* _Instructions to follow_
Skip the pictures and extract all of the lines exactly as written.

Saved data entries
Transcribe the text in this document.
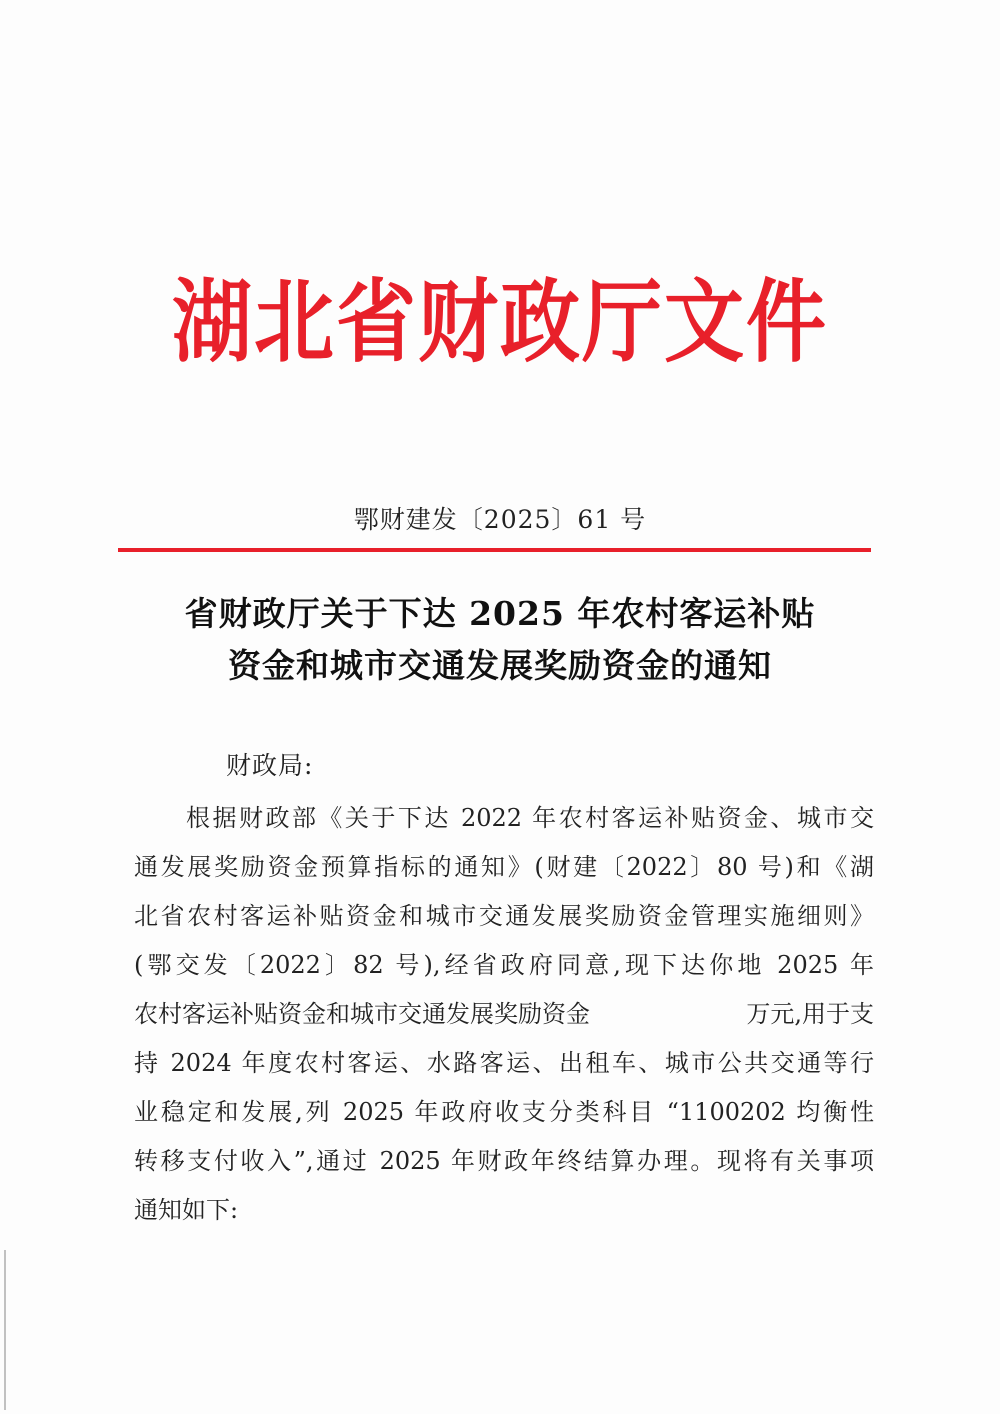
湖北省财政厅文件
鄂财建发〔2025〕61 号
省财政厅关于下达 2025 年农村客运补贴
资金和城市交通发展奖励资金的通知
财政局:
根据财政部《关于下达 2022 年农村客运补贴资金、城市交
通发展奖励资金预算指标的通知》(财建〔2022〕80 号)和《湖
北省农村客运补贴资金和城市交通发展奖励资金管理实施细则》
(鄂交发〔2022〕82 号),经省政府同意,现下达你地 2025 年
农村客运补贴资金和城市交通发展奖励资金	万元,用于支
持 2024 年度农村客运、水路客运、出租车、城市公共交通等行
业稳定和发展,列 2025 年政府收支分类科目 “1100202 均衡性
转移支付收入”,通过 2025 年财政年终结算办理。现将有关事项
通知如下:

* _Finished task_
Transcribe the text in this document.
湖北省财政厅文件
鄂财建发〔2025〕61 号
省财政厅关于下达 2025 年农村客运补贴
资金和城市交通发展奖励资金的通知
财政局:
根据财政部《关于下达 2022 年农村客运补贴资金、城市交
通发展奖励资金预算指标的通知》(财建〔2022〕80 号)和《湖
北省农村客运补贴资金和城市交通发展奖励资金管理实施细则》
(鄂交发〔2022〕82 号),经省政府同意,现下达你地 2025 年
农村客运补贴资金和城市交通发展奖励资金	万元,用于支
持 2024 年度农村客运、水路客运、出租车、城市公共交通等行
业稳定和发展,列 2025 年政府收支分类科目 “1100202 均衡性
转移支付收入”,通过 2025 年财政年终结算办理。现将有关事项
通知如下:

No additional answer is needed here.